- [Tasks for this exercise]:
- A) Output the passage of the vacuum source thread starting at "When you're dealing" and ending at "what I need.", copied word for word.
- B) List every distinct poster name that appears in the vacuum source thread.

# Vacuum source



## markqf1 (Oct 9, 2009)

I'll share this with you guys because it just occured to me, how impressed with it I am.
For over a year I've been using a PELA oil extractor (model # 6000) as a vacuum source.

You can control the exact amount of vacuum you want, by hand.
It has worked excellently for me and continues to do so.

http://www.pelaproducts.com

Mark


----------



## 4metals (Oct 9, 2009)

An aspirator type vacuum is cheaper and it doesn't require pumping. Then again in Georgia you either have drought or flood! Pumping may be greener!!


----------



## markqf1 (Oct 9, 2009)

:lol: :lol: 
This is true.
When you're dealing with real fine particles sometimes, less is best.
I have an aspirater type too, but it's not nearly as good or cost effective, for what I need.
Neither is my electric one. :lol: 

Mark


----------



## 4metals (Oct 9, 2009)

Are you filtering in a Buchner funnel?


----------



## Anonymous (Oct 9, 2009)

An old refrigeration compressor becomes a handy shop tool, the two small steel lines near the bottom of the can you can ignore. These were tied into the cooling system to circulate freon to the base of the compressor to help cool the motor. Compressing gas into a liquid all day long generates heat

For what your going to use the old compressor for it can run day and night without overheating. Next on the can you'll see another pair of lines one steel and the other a larger copper one.

The oil cooler lines are looped inside the can, if you were to blow on one side the air would come out the other. When you cut this pair leave a 1/4 inch stub or your can could leak oil.

First time run with out being tied into the refrigeration system you will get some oil blowing out the high side, freon has an affinity for oil and no matter how long the unit was under evacuation there will still be some freon in the oil and when you start the motor the heat will drive it out casing some oil to escape with it. This situation does not last long and nothing to worry about, do it outdoors and be sure to use a catch pan or cloth over the pipe to catch any oil.

The larger copper line in the suction line, these compressors is good used condition will still pump down to 29 inches, the small steel line is known as the high side this is your pressure side or outlet. 

The high side can and will pump pressure in access of 400 psi, so it your using the compressor as a tire pump never leave it unattended, unless you like surprising your neighbors with loud noises. Possible bodily harm could result along with law suits - use at your own discretion. 

Those nickel and dime garages that have pay for air, this is exactly the system they're using along with some extra safety features factory installed.

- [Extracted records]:
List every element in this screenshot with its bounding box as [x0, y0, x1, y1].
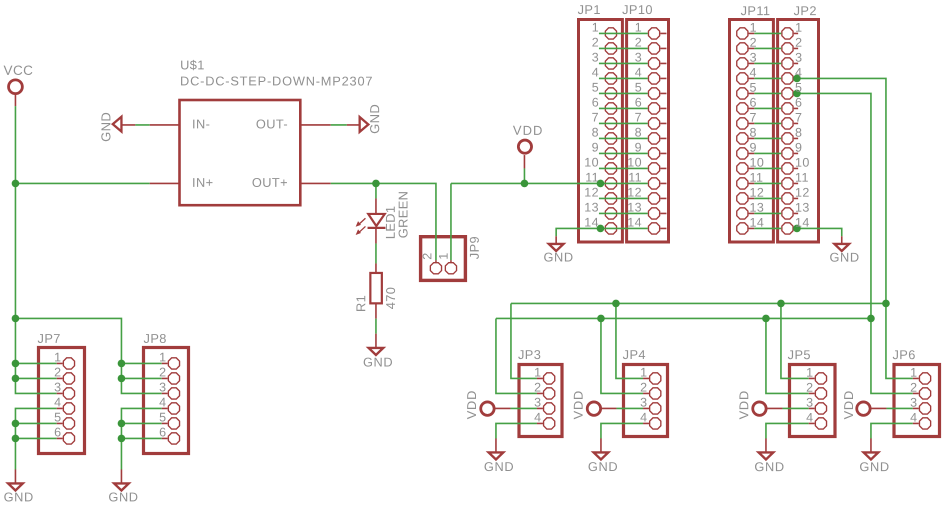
- wire JP4 pin2 riser: [601, 318, 643, 393]
- node VDD junction: [521, 180, 529, 188]
- wire OUT+ pin stub (red): [301, 182, 331, 184]
- pin JP6.1: [919, 373, 930, 384]
- wire GND stub below JP1 (red): [555, 236, 557, 244]
- wire VCC pin stub (red): [14, 93, 16, 106]
- pin JP1.9: [605, 148, 616, 159]
- pin JP10.11: [648, 178, 659, 189]
- wire VDD symbol to rail: [523, 168, 525, 183]
- svg-text:1: 1: [635, 21, 642, 35]
- pin JP2.9: [782, 148, 793, 159]
- pin JP2.2: [782, 43, 793, 54]
- svg-text:1: 1: [795, 21, 802, 35]
- pin JP10.6: [648, 103, 659, 114]
- svg-text:1: 1: [640, 366, 647, 380]
- pin JP11.5: [737, 88, 748, 99]
- svg-text:GND: GND: [98, 112, 113, 142]
- wire JP11.4 to JP2.4: [749, 77, 755, 79]
- connector JP9 box: [421, 237, 466, 281]
- node VCC-IN+ junction: [12, 180, 20, 188]
- wire VDD symbol stub (red): [523, 155, 525, 168]
- svg-text:2: 2: [534, 381, 541, 395]
- wire GND symbol stub at OUT- (red): [347, 124, 360, 126]
- svg-text:R1: R1: [353, 295, 368, 312]
- wire OUT- pin stub (red): [301, 124, 331, 126]
- wire LED cathode stub (red): [375, 228, 377, 244]
- pin JP1.12: [605, 193, 616, 204]
- svg-text:5: 5: [54, 410, 61, 424]
- pin JP10.4: [648, 73, 659, 84]
- wire JP1.6 to JP10.6: [599, 107, 648, 109]
- pin JP2.7: [782, 118, 793, 129]
- wire JP3 pin1 riser: [511, 303, 537, 378]
- svg-text:GND: GND: [363, 354, 393, 369]
- svg-text:3: 3: [806, 396, 813, 410]
- pin JP9.2: [430, 263, 441, 274]
- pin JP2.13: [782, 208, 793, 219]
- node JP8.5 junction: [118, 420, 126, 428]
- wire R1 bottom stub (red): [375, 303, 377, 318]
- svg-text:GND: GND: [754, 459, 784, 474]
- wire JP7 pin1 net: [15, 362, 56, 364]
- svg-text:9: 9: [750, 141, 757, 155]
- pin JP2.11: [782, 178, 793, 189]
- svg-text:VDD: VDD: [841, 390, 856, 419]
- pin JP7.5: [63, 418, 74, 429]
- pin JP10.1: [648, 28, 659, 39]
- pin JP5.3: [815, 403, 826, 414]
- pin JP11.1: [737, 28, 748, 39]
- wire VDD to JP6 pin3: [869, 407, 886, 409]
- pin JP8.3: [168, 388, 179, 399]
- wire JP9 pin1 to VDD rail: [450, 183, 452, 260]
- wire R1 to GND net: [375, 319, 377, 334]
- ground symbol under JP2: [834, 244, 849, 251]
- wire JP1.9 to JP10.9: [599, 152, 648, 154]
- svg-text:1: 1: [910, 366, 917, 380]
- node JP7.2 junction: [12, 375, 20, 383]
- wire LED branch: [375, 183, 377, 198]
- svg-text:8: 8: [750, 126, 757, 140]
- wire JP5 pin2 riser: [766, 318, 809, 393]
- pin JP8.6: [168, 433, 179, 444]
- svg-text:6: 6: [750, 96, 757, 110]
- connector JP1 box: [579, 20, 623, 243]
- svg-text:11: 11: [585, 171, 599, 185]
- pin JP1.11: [605, 178, 616, 189]
- svg-text:JP11: JP11: [741, 3, 771, 18]
- svg-text:GND: GND: [588, 459, 618, 474]
- node JP7.1 junction: [12, 360, 20, 368]
- pin JP1.6: [605, 103, 616, 114]
- pin JP8.5: [168, 418, 179, 429]
- pin JP3.1: [544, 373, 555, 384]
- wire JP8 pin3 stub: [162, 392, 168, 394]
- wire JP8 pin2 net: [121, 377, 161, 379]
- pin JP1.1: [605, 28, 616, 39]
- svg-text:2: 2: [54, 365, 61, 379]
- node JP8.6 junction: [118, 435, 126, 443]
- node JP2.14 junction: [793, 225, 801, 233]
- pin JP2.1: [782, 28, 793, 39]
- pin JP7.4: [63, 403, 74, 414]
- wire VCC vertical rail: [15, 106, 56, 393]
- pin JP8.2: [168, 373, 179, 384]
- svg-text:2: 2: [420, 252, 434, 259]
- wire JP7 GND stub (red): [14, 469, 16, 483]
- svg-text:OUT-: OUT-: [256, 116, 288, 131]
- svg-text:GND: GND: [367, 104, 382, 134]
- resistor R1 body: [370, 273, 382, 303]
- svg-text:5: 5: [750, 81, 757, 95]
- svg-text:OUT+: OUT+: [252, 175, 288, 190]
- svg-text:4: 4: [54, 395, 61, 409]
- node JP2.4 junction: [793, 75, 801, 83]
- svg-text:10: 10: [627, 156, 642, 170]
- svg-text:470: 470: [383, 287, 398, 310]
- supply VDD at JP3: [481, 402, 494, 415]
- connector JP6 box: [894, 365, 940, 437]
- supply VDD at JP5: [753, 402, 766, 415]
- pin JP1.13: [605, 208, 616, 219]
- wire JP8 pin1 net: [121, 362, 161, 364]
- node bus1-JP6 junction: [882, 300, 890, 308]
- svg-text:5: 5: [159, 410, 166, 424]
- wire JP8 pin4-6 ground rail: [121, 408, 161, 469]
- pin JP11.11: [737, 178, 748, 189]
- svg-text:GND: GND: [4, 489, 34, 504]
- svg-text:14: 14: [584, 216, 599, 230]
- svg-text:JP5: JP5: [788, 347, 811, 362]
- svg-text:JP2: JP2: [794, 3, 817, 18]
- pin JP1.8: [605, 133, 616, 144]
- ground symbol under JP6: [864, 452, 879, 459]
- wire JP1.11 to JP10.11: [599, 182, 648, 184]
- svg-text:2: 2: [592, 36, 599, 50]
- svg-text:IN+: IN+: [192, 175, 213, 190]
- wire GND stub below JP2 (red): [841, 236, 843, 244]
- LED LED1 GREEN symbol: [368, 214, 385, 226]
- wire JP9 pin1 stub (red): [450, 260, 452, 262]
- wire JP7 pin3 stub: [57, 392, 63, 394]
- svg-text:14: 14: [795, 216, 810, 230]
- svg-text:JP8: JP8: [144, 331, 167, 346]
- svg-text:GND: GND: [108, 489, 138, 504]
- svg-text:4: 4: [795, 66, 802, 80]
- ground symbol left of U$1: [113, 117, 122, 132]
- connector JP10 box: [627, 20, 669, 243]
- wire JP6 pin4 to GND: [871, 423, 913, 438]
- ground symbol under JP3: [489, 452, 504, 459]
- svg-text:1: 1: [806, 366, 813, 380]
- wire GND symbol stub under R1 (red): [375, 334, 377, 348]
- pin JP5.2: [815, 388, 826, 399]
- wire JP11.10 to JP2.10: [749, 167, 755, 169]
- pin JP11.13: [737, 208, 748, 219]
- pin JP10.9: [648, 148, 659, 159]
- pin JP4.3: [650, 403, 661, 414]
- connector JP2 box: [778, 20, 819, 243]
- svg-text:12: 12: [795, 186, 810, 200]
- ground symbol under JP8: [114, 483, 129, 490]
- pin JP7.2: [63, 373, 74, 384]
- svg-text:14: 14: [750, 216, 765, 230]
- wire JP11.1 to JP2.1: [749, 32, 755, 34]
- node bus2-JP6 junction: [867, 315, 875, 323]
- pin JP2.3: [782, 58, 793, 69]
- pin JP10.2: [648, 43, 659, 54]
- svg-text:8: 8: [635, 126, 642, 140]
- ground symbol under JP7: [8, 483, 23, 490]
- svg-text:13: 13: [750, 201, 765, 215]
- pin JP11.8: [737, 133, 748, 144]
- pin JP4.2: [650, 388, 661, 399]
- pin JP11.10: [737, 163, 748, 174]
- svg-text:4: 4: [592, 66, 599, 80]
- wire JP1 pin14 to GND: [556, 228, 599, 236]
- pin JP10.8: [648, 133, 659, 144]
- wire JP3 pin2 riser: [496, 318, 537, 393]
- svg-text:6: 6: [635, 96, 642, 110]
- svg-text:10: 10: [750, 156, 765, 170]
- ground symbol under JP5: [759, 452, 774, 459]
- pin JP2.5: [782, 88, 793, 99]
- pin JP10.3: [648, 58, 659, 69]
- svg-text:3: 3: [640, 396, 647, 410]
- svg-text:4: 4: [806, 411, 813, 425]
- svg-text:7: 7: [635, 111, 642, 125]
- wire JP4 pin4 to GND: [601, 423, 643, 438]
- svg-text:VDD: VDD: [464, 390, 479, 419]
- svg-text:10: 10: [795, 156, 810, 170]
- svg-text:2: 2: [635, 36, 642, 50]
- svg-text:9: 9: [795, 141, 802, 155]
- pin JP7.1: [63, 358, 74, 369]
- svg-text:13: 13: [584, 201, 599, 215]
- svg-text:10: 10: [584, 156, 599, 170]
- svg-text:3: 3: [159, 380, 166, 394]
- pin JP2.12: [782, 193, 793, 204]
- pin JP11.2: [737, 43, 748, 54]
- wire VDD rail to JP1 pin11: [451, 182, 605, 184]
- wire OUT+ net to JP9 pin2: [331, 183, 436, 260]
- wire IN- pin stub (red): [150, 124, 180, 126]
- svg-text:JP7: JP7: [38, 331, 61, 346]
- svg-text:4: 4: [159, 395, 166, 409]
- wire JP2 pin4 to JP6 pin1 (right bus): [797, 78, 912, 378]
- wire JP7 pin2 net: [15, 377, 56, 379]
- svg-text:9: 9: [635, 141, 642, 155]
- connector JP8 box: [144, 348, 189, 454]
- pin JP11.7: [737, 118, 748, 129]
- svg-text:2: 2: [910, 381, 917, 395]
- wire VDD to JP5 pin3: [766, 407, 783, 409]
- pin JP1.7: [605, 118, 616, 129]
- pin JP1.5: [605, 88, 616, 99]
- wire JP8 GND stub (red): [120, 469, 122, 483]
- pin JP10.10: [648, 163, 659, 174]
- node LED1 junction: [372, 180, 380, 188]
- wire JP1.10 to JP10.10: [599, 167, 648, 169]
- pin JP2.4: [782, 73, 793, 84]
- svg-text:2: 2: [795, 36, 802, 50]
- wire JP2 pin14 to GND: [797, 228, 841, 236]
- wire JP1.13 to JP10.13: [599, 212, 648, 214]
- svg-text:2: 2: [159, 365, 166, 379]
- node JP8.2 junction: [118, 375, 126, 383]
- wire JP11.6 to JP2.6: [749, 107, 755, 109]
- svg-text:GND: GND: [484, 459, 514, 474]
- LED emission arrows: [359, 218, 366, 224]
- svg-text:DC-DC-STEP-DOWN-MP2307: DC-DC-STEP-DOWN-MP2307: [180, 73, 373, 88]
- pin JP10.5: [648, 88, 659, 99]
- svg-text:7: 7: [592, 111, 599, 125]
- ground symbol under R1: [369, 348, 384, 355]
- pin JP1.3: [605, 58, 616, 69]
- wire JP7 pin4-6 ground rail: [15, 408, 56, 469]
- pin JP10.12: [648, 193, 659, 204]
- node bus2-JP5 junction: [762, 315, 770, 323]
- wire JP5 pin1 riser: [781, 303, 809, 378]
- pin JP10.13: [648, 208, 659, 219]
- wire JP11.2 to JP2.2: [749, 47, 755, 49]
- pin JP1.10: [605, 163, 616, 174]
- pin JP5.1: [815, 373, 826, 384]
- svg-text:JP9: JP9: [467, 236, 482, 259]
- svg-text:2: 2: [640, 381, 647, 395]
- wire JP1.1 to JP10.1: [599, 32, 648, 34]
- svg-text:1: 1: [592, 21, 599, 35]
- node bus2-JP4 junction: [597, 315, 605, 323]
- wire JP1.7 to JP10.7: [599, 122, 648, 124]
- svg-text:4: 4: [910, 411, 917, 425]
- pin JP6.3: [919, 403, 930, 414]
- pin JP11.4: [737, 73, 748, 84]
- svg-text:VDD: VDD: [736, 390, 751, 419]
- wire JP3 pin4 to GND: [496, 423, 537, 438]
- svg-text:3: 3: [795, 51, 802, 65]
- svg-text:2: 2: [806, 381, 813, 395]
- wire JP1.5 to JP10.5: [599, 92, 648, 94]
- svg-text:GREEN: GREEN: [396, 191, 411, 239]
- svg-text:3: 3: [592, 51, 599, 65]
- pin JP1.2: [605, 43, 616, 54]
- svg-text:3: 3: [750, 51, 757, 65]
- svg-text:14: 14: [627, 216, 642, 230]
- ground symbol under JP1: [549, 244, 564, 251]
- wire VCC to IN+ horizontal: [15, 182, 149, 184]
- wire VCC branch to JP8: [15, 318, 161, 393]
- wire JP11.7 to JP2.7: [749, 122, 755, 124]
- svg-text:6: 6: [159, 425, 166, 439]
- pin JP3.3: [544, 403, 555, 414]
- wire JP11.8 to JP2.8: [749, 137, 755, 139]
- pin JP8.4: [168, 403, 179, 414]
- svg-text:1: 1: [750, 21, 757, 35]
- svg-text:JP1: JP1: [578, 2, 601, 17]
- svg-text:VCC: VCC: [4, 63, 34, 78]
- supply VDD (top): [518, 140, 531, 153]
- pin JP2.6: [782, 103, 793, 114]
- pin JP6.4: [919, 418, 930, 429]
- node JP7.5 junction: [12, 420, 20, 428]
- svg-text:5: 5: [635, 81, 642, 95]
- svg-text:GND: GND: [859, 459, 889, 474]
- svg-text:1: 1: [534, 366, 541, 380]
- wire JP11.9 to JP2.9: [749, 152, 755, 154]
- wire JP1.14 to JP10.14: [599, 227, 648, 229]
- svg-text:4: 4: [640, 411, 647, 425]
- svg-text:7: 7: [795, 111, 802, 125]
- wire JP1.8 to JP10.8: [599, 137, 648, 139]
- connector JP11 box: [730, 20, 774, 243]
- pin JP11.12: [737, 193, 748, 204]
- svg-text:VDD: VDD: [571, 390, 586, 419]
- supply VCC: [9, 80, 23, 94]
- svg-text:5: 5: [592, 81, 599, 95]
- pin JP7.3: [63, 388, 74, 399]
- svg-text:3: 3: [635, 51, 642, 65]
- svg-text:12: 12: [584, 186, 599, 200]
- svg-text:12: 12: [627, 186, 642, 200]
- wire JP1.3 to JP10.3: [599, 62, 648, 64]
- connector JP3 box: [519, 365, 562, 437]
- node JP2.5 junction: [793, 90, 801, 98]
- ground symbol right of U$1: [360, 117, 369, 132]
- wire JP1.2 to JP10.2: [599, 47, 648, 49]
- pin JP5.4: [815, 418, 826, 429]
- svg-text:7: 7: [750, 111, 757, 125]
- svg-text:3: 3: [534, 396, 541, 410]
- svg-text:GND: GND: [829, 250, 859, 265]
- node JP1.14 junction: [597, 225, 605, 233]
- svg-text:6: 6: [795, 96, 802, 110]
- connector JP7 box: [39, 348, 85, 454]
- pin JP2.8: [782, 133, 793, 144]
- svg-text:JP3: JP3: [518, 347, 541, 362]
- svg-text:11: 11: [628, 171, 642, 185]
- node bus1-JP5 junction: [777, 300, 785, 308]
- wire JP1.12 to JP10.12: [599, 197, 648, 199]
- pin JP11.6: [737, 103, 748, 114]
- wire GND symbol stub at IN- (red): [121, 124, 135, 126]
- wire OUT- to GND net: [331, 124, 347, 126]
- pin JP11.3: [737, 58, 748, 69]
- svg-text:11: 11: [750, 171, 764, 185]
- wire JP11.14 to JP2.14: [749, 227, 755, 229]
- pin JP9.1: [445, 263, 456, 274]
- IC U$1 DC-DC-STEP-DOWN-MP2307 body: [180, 100, 301, 205]
- pin JP8.1: [168, 358, 179, 369]
- svg-text:3: 3: [54, 380, 61, 394]
- supply VDD at JP6: [857, 402, 870, 415]
- pin JP7.6: [63, 433, 74, 444]
- wire JP9 pin2 stub (red): [435, 260, 437, 262]
- wire VDD to JP4 pin3: [599, 407, 616, 409]
- svg-text:6: 6: [54, 425, 61, 439]
- pin JP6.2: [919, 388, 930, 399]
- svg-text:13: 13: [795, 201, 810, 215]
- svg-text:9: 9: [592, 141, 599, 155]
- svg-text:VDD: VDD: [513, 123, 543, 138]
- ground symbol under JP4: [594, 452, 609, 459]
- pin JP1.14: [605, 223, 616, 234]
- pin JP4.4: [650, 418, 661, 429]
- pin JP10.14: [648, 223, 659, 234]
- supply VDD at JP4: [587, 402, 600, 415]
- svg-text:8: 8: [795, 126, 802, 140]
- svg-text:6: 6: [592, 96, 599, 110]
- wire LED to R1 net: [375, 243, 377, 263]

- [Solution list]:
- A)
When you're dealing with real fine particles sometimes, less is best.
I have an aspirater type too, but it's not nearly as good or cost effective, for what I need.

- B)
markqf1
4metals
Anonymous